Your task is to extract every entry that follows word for word while excluding the pictures.

◆ **ENTRIES**:

--- Begin ---

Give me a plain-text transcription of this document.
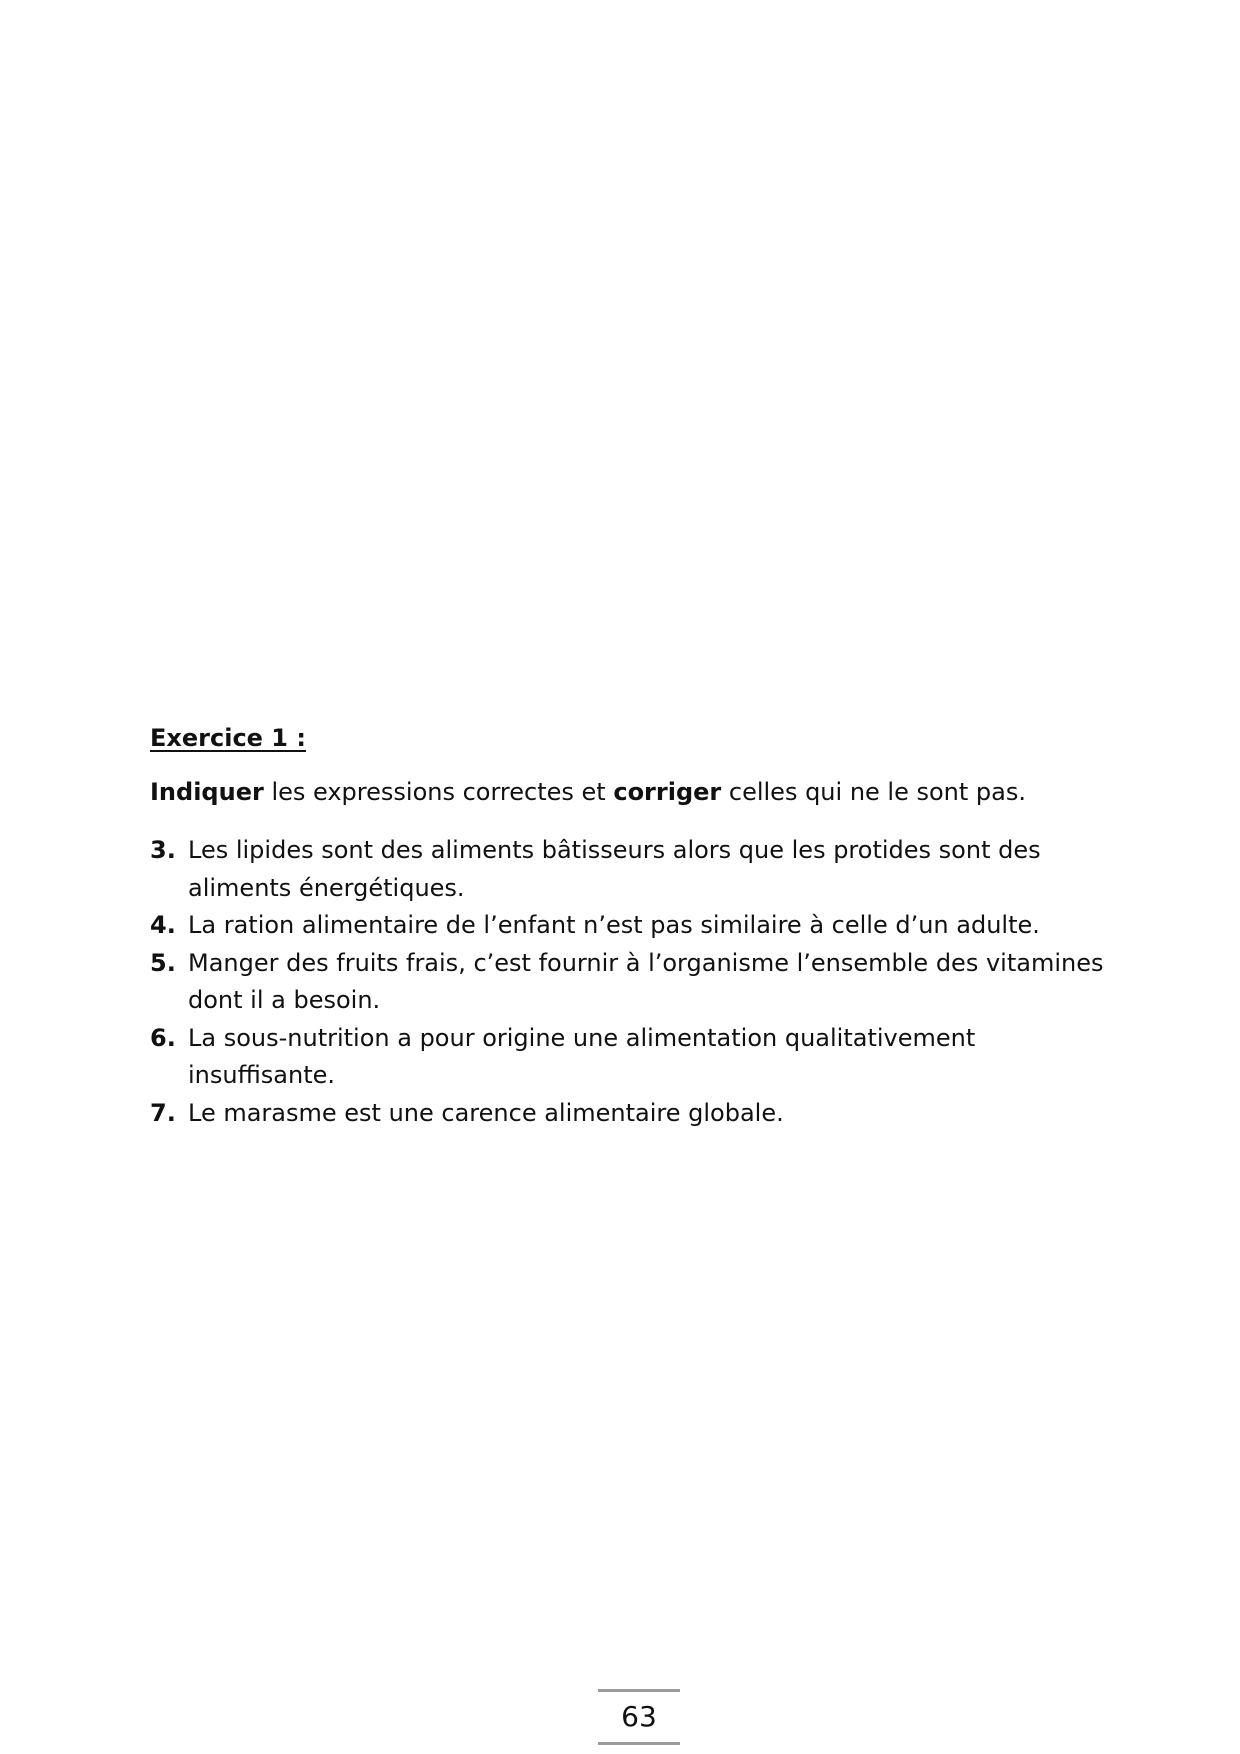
Exercice 1 :

Indiquer les expressions correctes et corriger celles qui ne le sont pas.

3. Les lipides sont des aliments bâtisseurs alors que les protides sont des aliments énergétiques.
4. La ration alimentaire de l’enfant n’est pas similaire à celle d’un adulte.
5. Manger des fruits frais, c’est fournir à l’organisme l’ensemble des vitamines dont il a besoin.
6. La sous-nutrition a pour origine une alimentation qualitativement insuffisante.
7. Le marasme est une carence alimentaire globale.
63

--- End ---

◆ **THE OUTPUT**:
Give me a plain-text transcription of this document.
Exercice 1 :

Indiquer les expressions correctes et corriger celles qui ne le sont pas.

3. Les lipides sont des aliments bâtisseurs alors que les protides sont des aliments énergétiques.
4. La ration alimentaire de l’enfant n’est pas similaire à celle d’un adulte.
5. Manger des fruits frais, c’est fournir à l’organisme l’ensemble des vitamines dont il a besoin.
6. La sous-nutrition a pour origine une alimentation qualitativement insuffisante.
7. Le marasme est une carence alimentaire globale.
63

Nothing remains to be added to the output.